**Items from a data source:**
******

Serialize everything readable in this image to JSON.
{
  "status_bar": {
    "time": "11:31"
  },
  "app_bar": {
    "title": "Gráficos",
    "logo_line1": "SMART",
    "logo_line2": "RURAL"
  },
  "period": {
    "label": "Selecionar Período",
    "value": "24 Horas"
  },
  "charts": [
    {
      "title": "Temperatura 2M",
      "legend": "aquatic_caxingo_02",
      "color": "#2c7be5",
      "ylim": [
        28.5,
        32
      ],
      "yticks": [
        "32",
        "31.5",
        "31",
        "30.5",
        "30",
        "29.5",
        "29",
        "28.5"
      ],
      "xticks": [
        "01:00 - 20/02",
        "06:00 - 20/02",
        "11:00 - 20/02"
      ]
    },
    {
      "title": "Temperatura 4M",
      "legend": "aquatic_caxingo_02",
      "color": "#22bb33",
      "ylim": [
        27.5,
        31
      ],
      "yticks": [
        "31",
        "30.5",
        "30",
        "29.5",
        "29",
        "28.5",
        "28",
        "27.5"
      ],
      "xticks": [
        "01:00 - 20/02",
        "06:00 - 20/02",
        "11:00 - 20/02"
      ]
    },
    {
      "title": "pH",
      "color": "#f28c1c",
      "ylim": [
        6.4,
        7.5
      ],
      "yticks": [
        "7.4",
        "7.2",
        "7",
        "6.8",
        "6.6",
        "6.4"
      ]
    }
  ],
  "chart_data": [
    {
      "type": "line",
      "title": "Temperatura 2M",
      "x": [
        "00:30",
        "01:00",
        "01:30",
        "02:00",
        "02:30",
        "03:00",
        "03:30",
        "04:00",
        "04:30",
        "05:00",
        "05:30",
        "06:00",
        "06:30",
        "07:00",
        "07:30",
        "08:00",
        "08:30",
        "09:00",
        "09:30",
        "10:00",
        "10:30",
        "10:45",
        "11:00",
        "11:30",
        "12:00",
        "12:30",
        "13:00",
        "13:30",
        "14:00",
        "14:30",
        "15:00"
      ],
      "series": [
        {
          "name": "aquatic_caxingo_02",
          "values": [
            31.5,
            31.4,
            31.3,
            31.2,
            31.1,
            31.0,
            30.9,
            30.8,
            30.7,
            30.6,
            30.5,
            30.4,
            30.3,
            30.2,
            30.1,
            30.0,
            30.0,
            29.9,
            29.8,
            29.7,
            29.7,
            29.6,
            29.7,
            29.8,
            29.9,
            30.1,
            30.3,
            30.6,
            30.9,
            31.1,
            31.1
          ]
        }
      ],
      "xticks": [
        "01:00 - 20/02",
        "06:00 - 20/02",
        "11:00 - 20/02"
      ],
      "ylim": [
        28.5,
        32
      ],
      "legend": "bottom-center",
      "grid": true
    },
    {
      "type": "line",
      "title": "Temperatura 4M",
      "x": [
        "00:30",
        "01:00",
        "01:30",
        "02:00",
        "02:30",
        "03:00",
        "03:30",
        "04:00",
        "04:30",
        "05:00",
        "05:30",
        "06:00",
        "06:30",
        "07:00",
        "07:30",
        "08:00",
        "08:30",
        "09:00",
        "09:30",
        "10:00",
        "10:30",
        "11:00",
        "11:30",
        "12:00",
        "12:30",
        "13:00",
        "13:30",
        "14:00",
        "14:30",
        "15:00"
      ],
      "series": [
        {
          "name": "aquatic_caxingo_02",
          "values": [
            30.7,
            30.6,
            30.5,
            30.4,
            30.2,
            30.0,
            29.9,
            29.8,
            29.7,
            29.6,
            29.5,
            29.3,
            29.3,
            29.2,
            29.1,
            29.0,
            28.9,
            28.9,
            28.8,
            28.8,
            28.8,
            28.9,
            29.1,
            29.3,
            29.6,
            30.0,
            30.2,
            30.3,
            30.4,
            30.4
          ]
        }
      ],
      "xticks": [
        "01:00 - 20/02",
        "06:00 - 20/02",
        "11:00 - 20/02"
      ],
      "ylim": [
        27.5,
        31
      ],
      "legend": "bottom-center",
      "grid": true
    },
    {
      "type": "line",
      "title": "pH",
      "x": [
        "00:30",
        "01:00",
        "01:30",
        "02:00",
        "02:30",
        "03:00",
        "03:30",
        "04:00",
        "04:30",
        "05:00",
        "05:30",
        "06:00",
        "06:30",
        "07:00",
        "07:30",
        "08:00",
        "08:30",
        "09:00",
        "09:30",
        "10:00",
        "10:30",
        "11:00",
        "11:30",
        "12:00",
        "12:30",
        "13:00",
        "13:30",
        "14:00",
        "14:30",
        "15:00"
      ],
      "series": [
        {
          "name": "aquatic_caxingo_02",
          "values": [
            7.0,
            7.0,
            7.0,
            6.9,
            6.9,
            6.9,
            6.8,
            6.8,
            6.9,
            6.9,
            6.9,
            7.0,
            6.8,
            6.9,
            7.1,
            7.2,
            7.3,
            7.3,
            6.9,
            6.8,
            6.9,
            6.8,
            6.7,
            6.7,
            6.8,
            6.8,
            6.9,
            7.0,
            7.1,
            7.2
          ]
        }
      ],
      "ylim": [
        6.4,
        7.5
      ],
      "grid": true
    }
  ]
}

******

**Task statement:** Identify each line in the entries with the word "color" and copy it.

**Complete response:**
      "color": "#2c7be5",
      "color": "#22bb33",
      "color": "#f28c1c",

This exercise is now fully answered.